* [What is expected]
Repeat the lines that follow, leaving nothing out.

* [Given records]
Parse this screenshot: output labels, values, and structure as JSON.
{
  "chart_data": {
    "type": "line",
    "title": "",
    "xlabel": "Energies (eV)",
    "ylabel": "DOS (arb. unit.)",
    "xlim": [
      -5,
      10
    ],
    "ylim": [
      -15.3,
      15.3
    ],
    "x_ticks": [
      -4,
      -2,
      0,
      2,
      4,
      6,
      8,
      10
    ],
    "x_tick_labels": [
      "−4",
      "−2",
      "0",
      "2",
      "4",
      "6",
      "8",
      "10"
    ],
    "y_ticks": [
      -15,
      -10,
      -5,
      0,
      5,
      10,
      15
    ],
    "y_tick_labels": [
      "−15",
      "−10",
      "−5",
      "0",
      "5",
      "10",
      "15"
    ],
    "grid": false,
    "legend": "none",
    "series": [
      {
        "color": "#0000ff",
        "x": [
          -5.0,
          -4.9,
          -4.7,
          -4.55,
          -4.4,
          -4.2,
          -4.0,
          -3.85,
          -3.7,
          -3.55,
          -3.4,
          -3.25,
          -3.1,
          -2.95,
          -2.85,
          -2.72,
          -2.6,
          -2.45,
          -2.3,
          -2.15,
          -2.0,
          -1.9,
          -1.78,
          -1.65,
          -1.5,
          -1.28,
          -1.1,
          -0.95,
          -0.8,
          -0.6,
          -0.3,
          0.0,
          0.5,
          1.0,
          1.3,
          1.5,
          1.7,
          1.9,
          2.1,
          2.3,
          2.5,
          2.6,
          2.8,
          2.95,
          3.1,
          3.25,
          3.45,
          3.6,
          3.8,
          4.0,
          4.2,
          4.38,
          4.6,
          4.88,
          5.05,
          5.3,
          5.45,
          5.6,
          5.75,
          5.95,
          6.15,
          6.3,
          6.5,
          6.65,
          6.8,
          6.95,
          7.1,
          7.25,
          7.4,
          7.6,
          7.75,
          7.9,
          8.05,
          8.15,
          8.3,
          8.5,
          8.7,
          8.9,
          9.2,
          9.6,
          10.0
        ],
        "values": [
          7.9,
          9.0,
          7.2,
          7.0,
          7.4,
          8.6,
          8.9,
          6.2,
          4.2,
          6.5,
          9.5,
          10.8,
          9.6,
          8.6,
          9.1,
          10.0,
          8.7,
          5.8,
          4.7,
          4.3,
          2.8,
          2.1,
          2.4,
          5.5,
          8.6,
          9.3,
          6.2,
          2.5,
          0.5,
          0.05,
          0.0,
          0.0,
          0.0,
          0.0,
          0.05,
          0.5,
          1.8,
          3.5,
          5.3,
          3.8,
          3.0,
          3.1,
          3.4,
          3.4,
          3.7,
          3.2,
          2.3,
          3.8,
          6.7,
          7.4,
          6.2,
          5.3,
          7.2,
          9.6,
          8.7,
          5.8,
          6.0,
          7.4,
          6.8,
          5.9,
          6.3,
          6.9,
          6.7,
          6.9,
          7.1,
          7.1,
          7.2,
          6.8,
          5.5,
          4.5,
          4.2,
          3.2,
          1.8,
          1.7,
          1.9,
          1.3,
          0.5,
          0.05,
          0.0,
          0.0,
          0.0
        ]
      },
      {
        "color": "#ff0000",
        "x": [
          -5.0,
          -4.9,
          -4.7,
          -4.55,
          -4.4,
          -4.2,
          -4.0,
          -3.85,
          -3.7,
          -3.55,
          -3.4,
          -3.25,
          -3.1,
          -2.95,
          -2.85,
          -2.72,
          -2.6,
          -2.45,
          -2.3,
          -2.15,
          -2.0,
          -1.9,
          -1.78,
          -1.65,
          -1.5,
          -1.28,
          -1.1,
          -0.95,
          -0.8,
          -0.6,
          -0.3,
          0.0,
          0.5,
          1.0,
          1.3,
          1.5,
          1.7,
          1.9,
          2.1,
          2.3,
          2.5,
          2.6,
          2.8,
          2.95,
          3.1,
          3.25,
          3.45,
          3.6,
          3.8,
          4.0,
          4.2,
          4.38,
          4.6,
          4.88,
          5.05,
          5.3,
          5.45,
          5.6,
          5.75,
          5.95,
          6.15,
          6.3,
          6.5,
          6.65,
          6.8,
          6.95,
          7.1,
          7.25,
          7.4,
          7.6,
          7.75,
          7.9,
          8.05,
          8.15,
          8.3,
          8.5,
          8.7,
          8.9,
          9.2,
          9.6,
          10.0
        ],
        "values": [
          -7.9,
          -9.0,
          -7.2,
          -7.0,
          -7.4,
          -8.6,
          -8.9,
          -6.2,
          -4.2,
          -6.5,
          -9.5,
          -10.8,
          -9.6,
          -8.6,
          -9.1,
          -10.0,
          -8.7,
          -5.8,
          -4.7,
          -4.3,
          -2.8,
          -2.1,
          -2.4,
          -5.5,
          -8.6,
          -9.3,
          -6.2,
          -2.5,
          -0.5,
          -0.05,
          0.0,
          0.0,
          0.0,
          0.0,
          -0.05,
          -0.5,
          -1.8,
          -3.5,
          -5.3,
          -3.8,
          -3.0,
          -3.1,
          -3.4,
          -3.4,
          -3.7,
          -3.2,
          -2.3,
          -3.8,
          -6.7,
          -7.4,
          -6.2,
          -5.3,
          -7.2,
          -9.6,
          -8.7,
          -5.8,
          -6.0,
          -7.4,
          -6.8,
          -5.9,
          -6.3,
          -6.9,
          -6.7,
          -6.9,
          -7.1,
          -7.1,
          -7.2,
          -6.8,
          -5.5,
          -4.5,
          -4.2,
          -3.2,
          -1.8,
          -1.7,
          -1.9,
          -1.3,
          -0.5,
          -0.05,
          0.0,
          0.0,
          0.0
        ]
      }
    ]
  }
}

* [Written answer]
Parse this screenshot: output labels, values, and structure as JSON.
{
  "chart_data": {
    "type": "line",
    "title": "",
    "xlabel": "Energies (eV)",
    "ylabel": "DOS (arb. unit.)",
    "xlim": [
      -5,
      10
    ],
    "ylim": [
      -15.3,
      15.3
    ],
    "x_ticks": [
      -4,
      -2,
      0,
      2,
      4,
      6,
      8,
      10
    ],
    "x_tick_labels": [
      "−4",
      "−2",
      "0",
      "2",
      "4",
      "6",
      "8",
      "10"
    ],
    "y_ticks": [
      -15,
      -10,
      -5,
      0,
      5,
      10,
      15
    ],
    "y_tick_labels": [
      "−15",
      "−10",
      "−5",
      "0",
      "5",
      "10",
      "15"
    ],
    "grid": false,
    "legend": "none",
    "series": [
      {
        "color": "#0000ff",
        "x": [
          -5.0,
          -4.9,
          -4.7,
          -4.55,
          -4.4,
          -4.2,
          -4.0,
          -3.85,
          -3.7,
          -3.55,
          -3.4,
          -3.25,
          -3.1,
          -2.95,
          -2.85,
          -2.72,
          -2.6,
          -2.45,
          -2.3,
          -2.15,
          -2.0,
          -1.9,
          -1.78,
          -1.65,
          -1.5,
          -1.28,
          -1.1,
          -0.95,
          -0.8,
          -0.6,
          -0.3,
          0.0,
          0.5,
          1.0,
          1.3,
          1.5,
          1.7,
          1.9,
          2.1,
          2.3,
          2.5,
          2.6,
          2.8,
          2.95,
          3.1,
          3.25,
          3.45,
          3.6,
          3.8,
          4.0,
          4.2,
          4.38,
          4.6,
          4.88,
          5.05,
          5.3,
          5.45,
          5.6,
          5.75,
          5.95,
          6.15,
          6.3,
          6.5,
          6.65,
          6.8,
          6.95,
          7.1,
          7.25,
          7.4,
          7.6,
          7.75,
          7.9,
          8.05,
          8.15,
          8.3,
          8.5,
          8.7,
          8.9,
          9.2,
          9.6,
          10.0
        ],
        "values": [
          7.9,
          9.0,
          7.2,
          7.0,
          7.4,
          8.6,
          8.9,
          6.2,
          4.2,
          6.5,
          9.5,
          10.8,
          9.6,
          8.6,
          9.1,
          10.0,
          8.7,
          5.8,
          4.7,
          4.3,
          2.8,
          2.1,
          2.4,
          5.5,
          8.6,
          9.3,
          6.2,
          2.5,
          0.5,
          0.05,
          0.0,
          0.0,
          0.0,
          0.0,
          0.05,
          0.5,
          1.8,
          3.5,
          5.3,
          3.8,
          3.0,
          3.1,
          3.4,
          3.4,
          3.7,
          3.2,
          2.3,
          3.8,
          6.7,
          7.4,
          6.2,
          5.3,
          7.2,
          9.6,
          8.7,
          5.8,
          6.0,
          7.4,
          6.8,
          5.9,
          6.3,
          6.9,
          6.7,
          6.9,
          7.1,
          7.1,
          7.2,
          6.8,
          5.5,
          4.5,
          4.2,
          3.2,
          1.8,
          1.7,
          1.9,
          1.3,
          0.5,
          0.05,
          0.0,
          0.0,
          0.0
        ]
      },
      {
        "color": "#ff0000",
        "x": [
          -5.0,
          -4.9,
          -4.7,
          -4.55,
          -4.4,
          -4.2,
          -4.0,
          -3.85,
          -3.7,
          -3.55,
          -3.4,
          -3.25,
          -3.1,
          -2.95,
          -2.85,
          -2.72,
          -2.6,
          -2.45,
          -2.3,
          -2.15,
          -2.0,
          -1.9,
          -1.78,
          -1.65,
          -1.5,
          -1.28,
          -1.1,
          -0.95,
          -0.8,
          -0.6,
          -0.3,
          0.0,
          0.5,
          1.0,
          1.3,
          1.5,
          1.7,
          1.9,
          2.1,
          2.3,
          2.5,
          2.6,
          2.8,
          2.95,
          3.1,
          3.25,
          3.45,
          3.6,
          3.8,
          4.0,
          4.2,
          4.38,
          4.6,
          4.88,
          5.05,
          5.3,
          5.45,
          5.6,
          5.75,
          5.95,
          6.15,
          6.3,
          6.5,
          6.65,
          6.8,
          6.95,
          7.1,
          7.25,
          7.4,
          7.6,
          7.75,
          7.9,
          8.05,
          8.15,
          8.3,
          8.5,
          8.7,
          8.9,
          9.2,
          9.6,
          10.0
        ],
        "values": [
          -7.9,
          -9.0,
          -7.2,
          -7.0,
          -7.4,
          -8.6,
          -8.9,
          -6.2,
          -4.2,
          -6.5,
          -9.5,
          -10.8,
          -9.6,
          -8.6,
          -9.1,
          -10.0,
          -8.7,
          -5.8,
          -4.7,
          -4.3,
          -2.8,
          -2.1,
          -2.4,
          -5.5,
          -8.6,
          -9.3,
          -6.2,
          -2.5,
          -0.5,
          -0.05,
          0.0,
          0.0,
          0.0,
          0.0,
          -0.05,
          -0.5,
          -1.8,
          -3.5,
          -5.3,
          -3.8,
          -3.0,
          -3.1,
          -3.4,
          -3.4,
          -3.7,
          -3.2,
          -2.3,
          -3.8,
          -6.7,
          -7.4,
          -6.2,
          -5.3,
          -7.2,
          -9.6,
          -8.7,
          -5.8,
          -6.0,
          -7.4,
          -6.8,
          -5.9,
          -6.3,
          -6.9,
          -6.7,
          -6.9,
          -7.1,
          -7.1,
          -7.2,
          -6.8,
          -5.5,
          -4.5,
          -4.2,
          -3.2,
          -1.8,
          -1.7,
          -1.9,
          -1.3,
          -0.5,
          -0.05,
          0.0,
          0.0,
          0.0
        ]
      }
    ]
  }
}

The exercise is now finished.